— begin —

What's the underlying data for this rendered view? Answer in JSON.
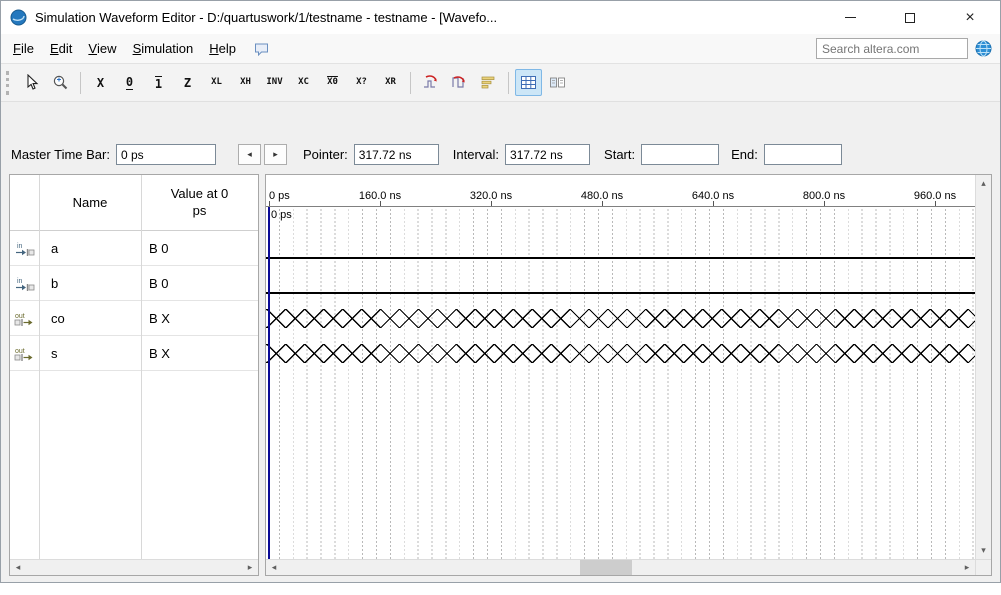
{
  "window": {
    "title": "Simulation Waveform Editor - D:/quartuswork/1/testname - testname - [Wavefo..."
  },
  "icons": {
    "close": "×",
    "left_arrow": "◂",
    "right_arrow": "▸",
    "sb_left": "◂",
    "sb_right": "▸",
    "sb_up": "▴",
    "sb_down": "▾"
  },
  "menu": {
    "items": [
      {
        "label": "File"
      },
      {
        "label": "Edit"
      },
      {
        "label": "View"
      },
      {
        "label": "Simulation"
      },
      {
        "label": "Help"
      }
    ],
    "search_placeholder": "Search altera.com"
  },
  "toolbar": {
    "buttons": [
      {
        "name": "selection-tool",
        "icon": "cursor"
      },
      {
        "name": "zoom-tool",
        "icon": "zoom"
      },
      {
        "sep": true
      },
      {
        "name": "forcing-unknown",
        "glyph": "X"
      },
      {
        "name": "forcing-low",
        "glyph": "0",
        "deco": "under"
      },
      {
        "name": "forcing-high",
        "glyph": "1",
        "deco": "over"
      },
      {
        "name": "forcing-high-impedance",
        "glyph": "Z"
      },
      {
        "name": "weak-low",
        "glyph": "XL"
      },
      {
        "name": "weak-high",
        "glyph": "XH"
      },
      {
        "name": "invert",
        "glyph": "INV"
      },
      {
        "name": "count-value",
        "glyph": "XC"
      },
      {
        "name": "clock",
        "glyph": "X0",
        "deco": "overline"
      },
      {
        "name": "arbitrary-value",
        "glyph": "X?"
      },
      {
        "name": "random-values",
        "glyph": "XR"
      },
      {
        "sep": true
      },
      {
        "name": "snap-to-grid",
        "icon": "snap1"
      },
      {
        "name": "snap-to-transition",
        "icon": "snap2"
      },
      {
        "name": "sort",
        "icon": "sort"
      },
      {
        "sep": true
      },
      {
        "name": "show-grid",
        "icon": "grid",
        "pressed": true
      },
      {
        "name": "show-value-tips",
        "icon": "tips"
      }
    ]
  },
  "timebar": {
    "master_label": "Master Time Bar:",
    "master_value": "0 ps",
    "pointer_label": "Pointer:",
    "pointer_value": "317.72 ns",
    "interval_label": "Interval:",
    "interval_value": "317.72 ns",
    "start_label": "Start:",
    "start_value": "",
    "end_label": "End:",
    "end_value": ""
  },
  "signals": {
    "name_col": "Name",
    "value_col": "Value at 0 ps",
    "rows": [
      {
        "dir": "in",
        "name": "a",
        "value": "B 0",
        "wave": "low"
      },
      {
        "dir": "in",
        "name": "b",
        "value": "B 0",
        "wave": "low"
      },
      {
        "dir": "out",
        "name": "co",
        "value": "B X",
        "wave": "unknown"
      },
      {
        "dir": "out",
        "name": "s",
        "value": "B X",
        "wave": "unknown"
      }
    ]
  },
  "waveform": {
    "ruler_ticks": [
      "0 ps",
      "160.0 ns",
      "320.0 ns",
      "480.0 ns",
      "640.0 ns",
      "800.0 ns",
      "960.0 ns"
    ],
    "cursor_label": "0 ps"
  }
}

— end —
— begin —

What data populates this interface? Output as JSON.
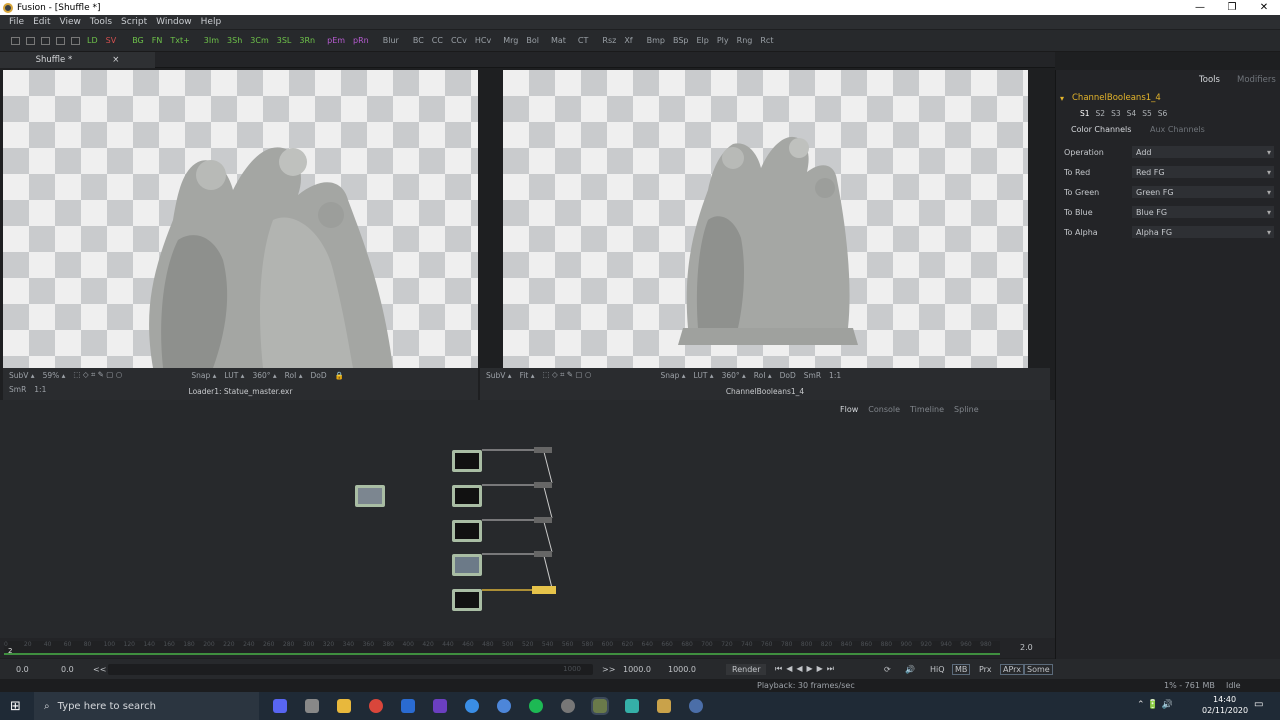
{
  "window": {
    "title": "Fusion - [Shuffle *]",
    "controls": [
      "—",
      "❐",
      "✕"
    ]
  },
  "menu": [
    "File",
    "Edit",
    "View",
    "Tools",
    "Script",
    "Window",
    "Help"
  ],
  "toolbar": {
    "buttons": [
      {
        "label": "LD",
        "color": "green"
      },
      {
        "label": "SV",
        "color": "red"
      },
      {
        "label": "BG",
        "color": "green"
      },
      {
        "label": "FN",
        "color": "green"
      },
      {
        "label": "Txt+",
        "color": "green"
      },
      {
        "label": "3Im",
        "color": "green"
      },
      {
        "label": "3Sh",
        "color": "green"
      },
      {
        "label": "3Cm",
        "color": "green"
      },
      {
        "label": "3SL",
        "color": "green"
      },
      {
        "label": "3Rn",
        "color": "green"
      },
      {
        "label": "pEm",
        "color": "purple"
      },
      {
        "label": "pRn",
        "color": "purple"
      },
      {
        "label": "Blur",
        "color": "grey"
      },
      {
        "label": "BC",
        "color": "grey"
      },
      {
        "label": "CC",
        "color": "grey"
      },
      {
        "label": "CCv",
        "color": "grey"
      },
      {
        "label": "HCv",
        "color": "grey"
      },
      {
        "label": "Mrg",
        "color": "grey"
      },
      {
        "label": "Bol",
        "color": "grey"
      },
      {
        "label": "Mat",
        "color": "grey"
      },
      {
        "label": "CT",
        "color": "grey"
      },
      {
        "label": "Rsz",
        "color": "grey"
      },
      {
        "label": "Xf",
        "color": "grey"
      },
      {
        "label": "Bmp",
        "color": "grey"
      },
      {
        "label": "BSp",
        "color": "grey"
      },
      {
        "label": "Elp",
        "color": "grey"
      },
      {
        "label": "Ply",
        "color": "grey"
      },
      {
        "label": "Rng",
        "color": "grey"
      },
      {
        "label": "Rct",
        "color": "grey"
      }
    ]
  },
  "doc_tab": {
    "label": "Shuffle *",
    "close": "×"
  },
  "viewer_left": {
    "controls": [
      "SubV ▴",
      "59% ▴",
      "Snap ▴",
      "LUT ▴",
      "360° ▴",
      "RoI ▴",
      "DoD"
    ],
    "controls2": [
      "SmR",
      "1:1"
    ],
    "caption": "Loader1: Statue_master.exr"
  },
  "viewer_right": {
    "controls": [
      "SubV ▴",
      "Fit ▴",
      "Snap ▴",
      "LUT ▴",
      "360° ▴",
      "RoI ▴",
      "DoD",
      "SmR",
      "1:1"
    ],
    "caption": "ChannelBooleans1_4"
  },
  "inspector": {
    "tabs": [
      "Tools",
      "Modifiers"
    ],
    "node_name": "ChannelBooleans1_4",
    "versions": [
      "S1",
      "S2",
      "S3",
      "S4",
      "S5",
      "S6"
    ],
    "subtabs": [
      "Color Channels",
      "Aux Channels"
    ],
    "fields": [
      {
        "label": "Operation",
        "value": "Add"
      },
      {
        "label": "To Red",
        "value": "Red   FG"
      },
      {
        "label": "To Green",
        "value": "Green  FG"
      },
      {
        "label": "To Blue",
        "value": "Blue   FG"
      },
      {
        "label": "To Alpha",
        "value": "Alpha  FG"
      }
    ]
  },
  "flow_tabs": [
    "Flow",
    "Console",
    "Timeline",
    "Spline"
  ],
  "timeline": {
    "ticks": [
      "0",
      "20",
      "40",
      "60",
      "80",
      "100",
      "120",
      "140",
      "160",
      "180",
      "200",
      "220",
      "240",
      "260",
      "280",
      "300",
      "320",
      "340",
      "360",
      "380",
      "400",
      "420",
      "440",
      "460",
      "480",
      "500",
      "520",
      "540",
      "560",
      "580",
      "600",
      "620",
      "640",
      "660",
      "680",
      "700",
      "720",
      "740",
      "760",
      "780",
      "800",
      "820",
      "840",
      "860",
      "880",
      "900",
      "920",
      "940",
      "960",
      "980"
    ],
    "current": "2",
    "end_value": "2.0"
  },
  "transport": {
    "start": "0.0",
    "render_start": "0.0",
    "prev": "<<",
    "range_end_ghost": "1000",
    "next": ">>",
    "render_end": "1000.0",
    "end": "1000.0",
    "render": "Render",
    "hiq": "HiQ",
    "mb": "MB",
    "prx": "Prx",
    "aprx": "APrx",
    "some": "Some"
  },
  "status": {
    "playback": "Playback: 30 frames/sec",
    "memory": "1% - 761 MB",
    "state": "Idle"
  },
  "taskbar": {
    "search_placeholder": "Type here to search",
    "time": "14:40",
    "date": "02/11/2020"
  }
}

— end —

GIVEN REQUEST:
Search the lines above for the string "data" and copy each line that has it.

ANSWER FOR THIS EXERCISE:
What's the underlying data for this rendered view? Answer in JSON.
What data populates this interface? Output as JSON.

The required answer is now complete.